§ What you have to do
In the entries below, find every line holding the string "appropriate" and collect it.

[Stored items]
++++++

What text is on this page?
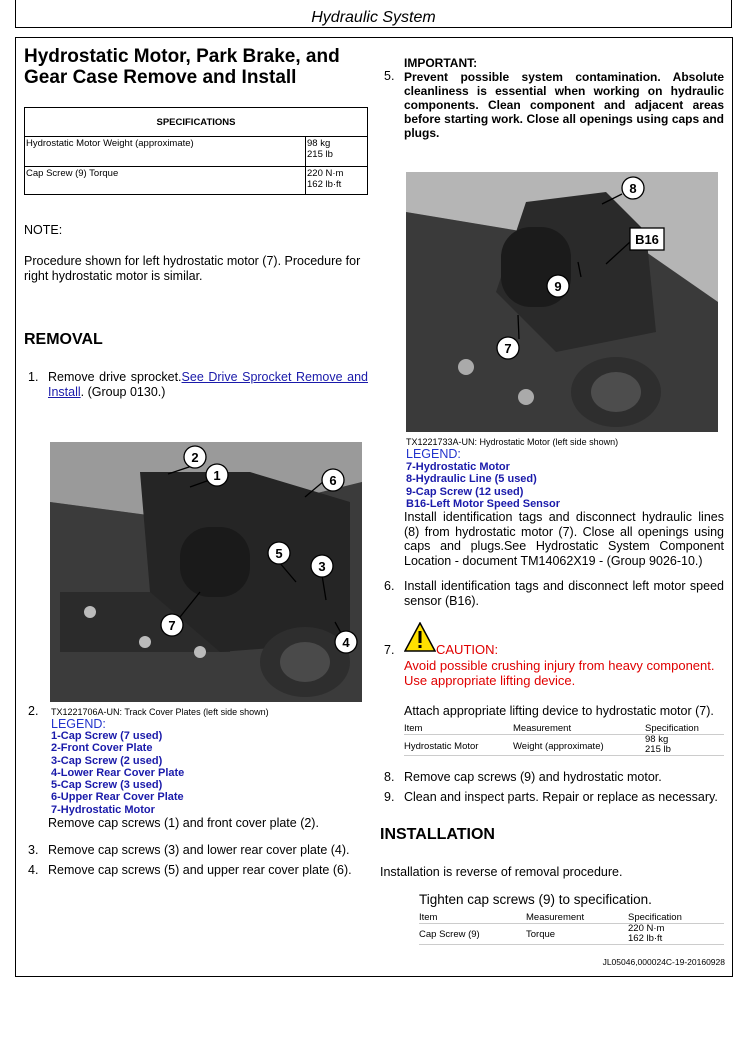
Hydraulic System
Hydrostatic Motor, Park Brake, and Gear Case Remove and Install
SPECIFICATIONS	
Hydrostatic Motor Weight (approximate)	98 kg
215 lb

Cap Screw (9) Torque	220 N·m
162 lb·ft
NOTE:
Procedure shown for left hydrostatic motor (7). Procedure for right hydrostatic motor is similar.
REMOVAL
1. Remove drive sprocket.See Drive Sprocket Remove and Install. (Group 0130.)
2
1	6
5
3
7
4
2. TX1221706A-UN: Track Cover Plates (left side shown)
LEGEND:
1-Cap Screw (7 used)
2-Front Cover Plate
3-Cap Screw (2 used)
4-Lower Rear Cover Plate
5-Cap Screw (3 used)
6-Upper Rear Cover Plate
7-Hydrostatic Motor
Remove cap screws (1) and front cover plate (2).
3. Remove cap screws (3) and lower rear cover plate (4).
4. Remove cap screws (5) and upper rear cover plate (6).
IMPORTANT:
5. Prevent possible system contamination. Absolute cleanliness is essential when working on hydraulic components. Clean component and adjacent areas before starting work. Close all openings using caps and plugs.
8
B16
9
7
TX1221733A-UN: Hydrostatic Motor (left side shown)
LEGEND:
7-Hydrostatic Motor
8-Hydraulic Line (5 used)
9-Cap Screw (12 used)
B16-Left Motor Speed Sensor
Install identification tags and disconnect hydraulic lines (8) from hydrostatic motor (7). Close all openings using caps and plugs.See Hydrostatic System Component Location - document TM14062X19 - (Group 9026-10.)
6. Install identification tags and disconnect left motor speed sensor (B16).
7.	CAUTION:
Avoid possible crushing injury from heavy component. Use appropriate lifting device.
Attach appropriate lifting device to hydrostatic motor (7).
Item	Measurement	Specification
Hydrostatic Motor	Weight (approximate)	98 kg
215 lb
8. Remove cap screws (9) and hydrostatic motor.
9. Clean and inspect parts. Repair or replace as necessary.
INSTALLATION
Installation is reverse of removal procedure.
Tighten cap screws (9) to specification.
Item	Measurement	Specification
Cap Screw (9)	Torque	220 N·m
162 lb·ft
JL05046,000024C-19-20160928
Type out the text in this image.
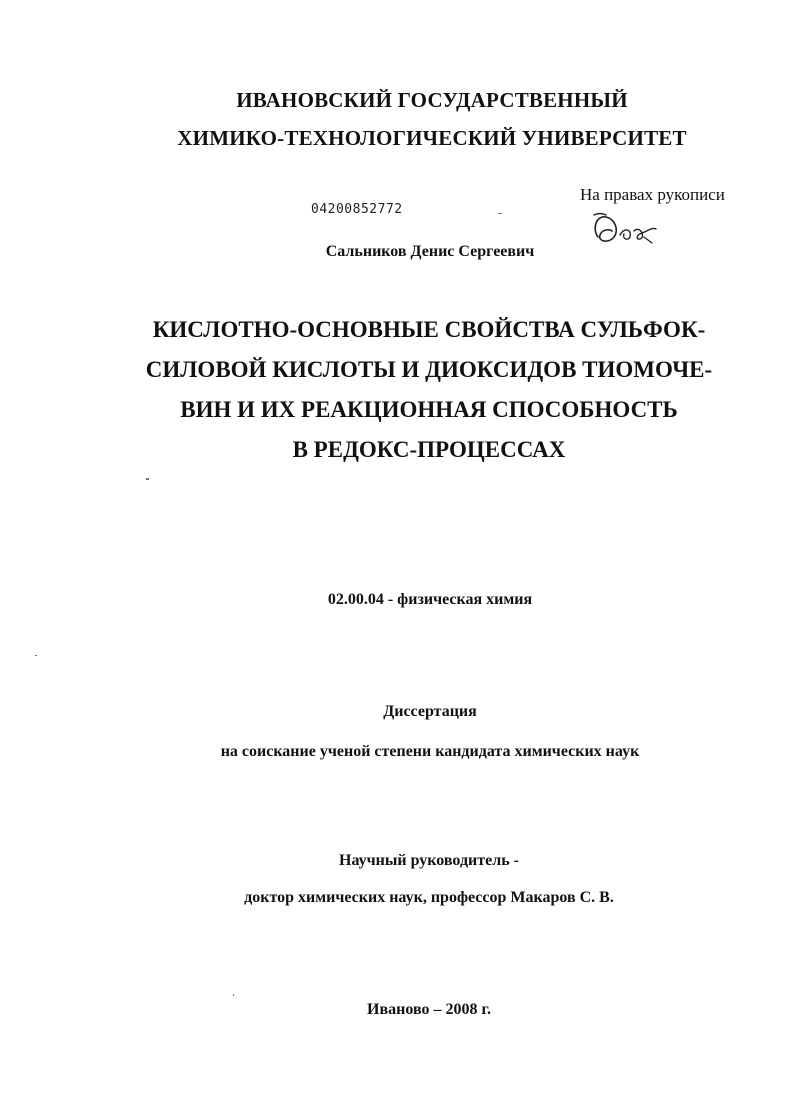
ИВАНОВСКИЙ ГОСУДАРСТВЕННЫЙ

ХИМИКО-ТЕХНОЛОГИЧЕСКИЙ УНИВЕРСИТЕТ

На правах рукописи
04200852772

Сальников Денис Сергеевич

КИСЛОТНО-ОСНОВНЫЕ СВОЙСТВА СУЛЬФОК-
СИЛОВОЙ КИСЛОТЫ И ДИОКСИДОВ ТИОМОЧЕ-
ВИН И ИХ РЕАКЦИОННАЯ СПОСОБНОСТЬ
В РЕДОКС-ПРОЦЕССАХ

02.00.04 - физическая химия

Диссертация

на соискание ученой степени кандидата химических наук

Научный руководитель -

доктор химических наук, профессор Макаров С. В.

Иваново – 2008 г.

++++++

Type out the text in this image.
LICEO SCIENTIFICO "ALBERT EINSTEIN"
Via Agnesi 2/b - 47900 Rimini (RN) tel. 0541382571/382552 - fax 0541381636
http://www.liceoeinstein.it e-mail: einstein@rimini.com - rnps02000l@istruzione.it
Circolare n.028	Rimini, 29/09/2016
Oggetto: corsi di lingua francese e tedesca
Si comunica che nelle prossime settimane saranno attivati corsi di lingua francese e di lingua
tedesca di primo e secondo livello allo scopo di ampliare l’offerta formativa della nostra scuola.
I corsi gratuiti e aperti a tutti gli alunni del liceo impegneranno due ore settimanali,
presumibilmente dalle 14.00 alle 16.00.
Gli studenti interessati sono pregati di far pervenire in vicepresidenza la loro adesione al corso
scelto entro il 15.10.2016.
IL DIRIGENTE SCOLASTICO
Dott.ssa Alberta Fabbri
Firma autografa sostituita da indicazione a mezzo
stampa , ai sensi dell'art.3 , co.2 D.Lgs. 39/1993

++++++

§ The reply
Avoid possible crushing injury from heavy component. Use appropriate lifting device.
Attach appropriate lifting device to hydrostatic motor (7).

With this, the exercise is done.